Figure content listings:
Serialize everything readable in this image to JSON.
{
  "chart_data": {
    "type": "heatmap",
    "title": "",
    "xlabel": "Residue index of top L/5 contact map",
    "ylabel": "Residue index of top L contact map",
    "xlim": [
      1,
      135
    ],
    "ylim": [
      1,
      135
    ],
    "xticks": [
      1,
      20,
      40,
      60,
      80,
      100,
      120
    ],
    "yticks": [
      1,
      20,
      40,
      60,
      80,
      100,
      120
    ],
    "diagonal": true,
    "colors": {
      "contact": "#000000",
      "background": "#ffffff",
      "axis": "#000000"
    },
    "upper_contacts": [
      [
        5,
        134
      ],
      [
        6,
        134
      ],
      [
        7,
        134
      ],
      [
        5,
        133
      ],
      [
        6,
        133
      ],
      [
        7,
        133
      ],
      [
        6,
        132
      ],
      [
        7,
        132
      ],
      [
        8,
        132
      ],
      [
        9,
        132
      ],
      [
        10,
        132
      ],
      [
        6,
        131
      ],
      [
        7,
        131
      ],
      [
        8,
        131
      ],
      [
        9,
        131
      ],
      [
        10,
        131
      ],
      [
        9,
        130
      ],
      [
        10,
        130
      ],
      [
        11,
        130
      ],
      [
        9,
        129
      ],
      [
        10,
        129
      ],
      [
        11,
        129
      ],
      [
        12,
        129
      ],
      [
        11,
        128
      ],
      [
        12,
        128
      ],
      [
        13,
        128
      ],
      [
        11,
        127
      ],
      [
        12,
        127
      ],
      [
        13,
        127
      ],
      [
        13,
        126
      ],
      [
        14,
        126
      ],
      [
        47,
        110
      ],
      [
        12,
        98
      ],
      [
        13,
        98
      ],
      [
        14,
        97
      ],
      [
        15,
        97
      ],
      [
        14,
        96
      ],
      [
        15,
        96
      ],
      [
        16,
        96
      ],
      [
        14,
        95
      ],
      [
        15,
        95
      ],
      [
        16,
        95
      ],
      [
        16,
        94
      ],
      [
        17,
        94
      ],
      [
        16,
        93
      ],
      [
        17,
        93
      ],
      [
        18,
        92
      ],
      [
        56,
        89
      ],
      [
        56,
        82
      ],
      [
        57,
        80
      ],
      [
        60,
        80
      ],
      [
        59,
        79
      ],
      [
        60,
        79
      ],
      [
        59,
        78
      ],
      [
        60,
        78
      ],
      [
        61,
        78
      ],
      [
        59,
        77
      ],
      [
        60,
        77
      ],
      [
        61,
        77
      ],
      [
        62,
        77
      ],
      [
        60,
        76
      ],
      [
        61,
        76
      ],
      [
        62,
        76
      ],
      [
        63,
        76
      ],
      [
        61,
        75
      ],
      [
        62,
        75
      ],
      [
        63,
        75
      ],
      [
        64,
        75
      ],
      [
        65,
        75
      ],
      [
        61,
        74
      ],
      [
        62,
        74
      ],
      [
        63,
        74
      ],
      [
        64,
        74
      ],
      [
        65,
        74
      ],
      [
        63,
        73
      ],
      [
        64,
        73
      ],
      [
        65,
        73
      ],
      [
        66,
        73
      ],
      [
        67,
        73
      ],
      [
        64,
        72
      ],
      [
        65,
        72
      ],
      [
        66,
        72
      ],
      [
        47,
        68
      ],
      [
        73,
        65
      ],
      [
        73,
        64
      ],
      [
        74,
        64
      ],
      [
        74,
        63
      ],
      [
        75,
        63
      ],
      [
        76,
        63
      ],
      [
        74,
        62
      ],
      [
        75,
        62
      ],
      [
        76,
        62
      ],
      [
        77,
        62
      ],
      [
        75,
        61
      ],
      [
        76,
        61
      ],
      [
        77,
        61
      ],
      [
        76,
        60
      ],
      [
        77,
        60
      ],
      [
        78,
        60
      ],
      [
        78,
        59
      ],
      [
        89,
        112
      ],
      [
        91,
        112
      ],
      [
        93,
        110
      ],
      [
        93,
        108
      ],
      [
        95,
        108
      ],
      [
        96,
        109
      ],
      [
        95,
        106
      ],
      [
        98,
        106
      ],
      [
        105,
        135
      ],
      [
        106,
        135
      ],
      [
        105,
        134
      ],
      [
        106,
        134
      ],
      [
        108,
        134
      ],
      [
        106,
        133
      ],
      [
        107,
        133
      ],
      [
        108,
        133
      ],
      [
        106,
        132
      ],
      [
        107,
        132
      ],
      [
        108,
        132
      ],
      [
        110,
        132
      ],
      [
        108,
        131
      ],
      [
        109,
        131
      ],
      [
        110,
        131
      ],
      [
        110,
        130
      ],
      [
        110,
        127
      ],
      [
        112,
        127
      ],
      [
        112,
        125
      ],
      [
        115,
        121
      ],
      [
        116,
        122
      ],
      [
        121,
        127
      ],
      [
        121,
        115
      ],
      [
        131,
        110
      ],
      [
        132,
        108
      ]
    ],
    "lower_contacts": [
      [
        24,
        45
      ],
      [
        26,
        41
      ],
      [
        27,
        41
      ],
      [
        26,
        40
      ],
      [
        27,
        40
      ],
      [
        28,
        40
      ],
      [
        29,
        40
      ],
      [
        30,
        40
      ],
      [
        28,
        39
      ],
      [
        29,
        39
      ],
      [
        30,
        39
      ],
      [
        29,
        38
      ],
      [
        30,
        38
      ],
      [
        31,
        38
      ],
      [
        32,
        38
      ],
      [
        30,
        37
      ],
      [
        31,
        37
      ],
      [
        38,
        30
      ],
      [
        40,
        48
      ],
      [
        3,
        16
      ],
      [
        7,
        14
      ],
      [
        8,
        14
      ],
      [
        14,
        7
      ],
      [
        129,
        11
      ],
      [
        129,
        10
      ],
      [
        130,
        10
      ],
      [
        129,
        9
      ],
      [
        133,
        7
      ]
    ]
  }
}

Exercise directions -> Look through the lines above and collect those with the word "index".

Correct output ->
    "xlabel": "Residue index of top L/5 contact map",
    "ylabel": "Residue index of top L contact map",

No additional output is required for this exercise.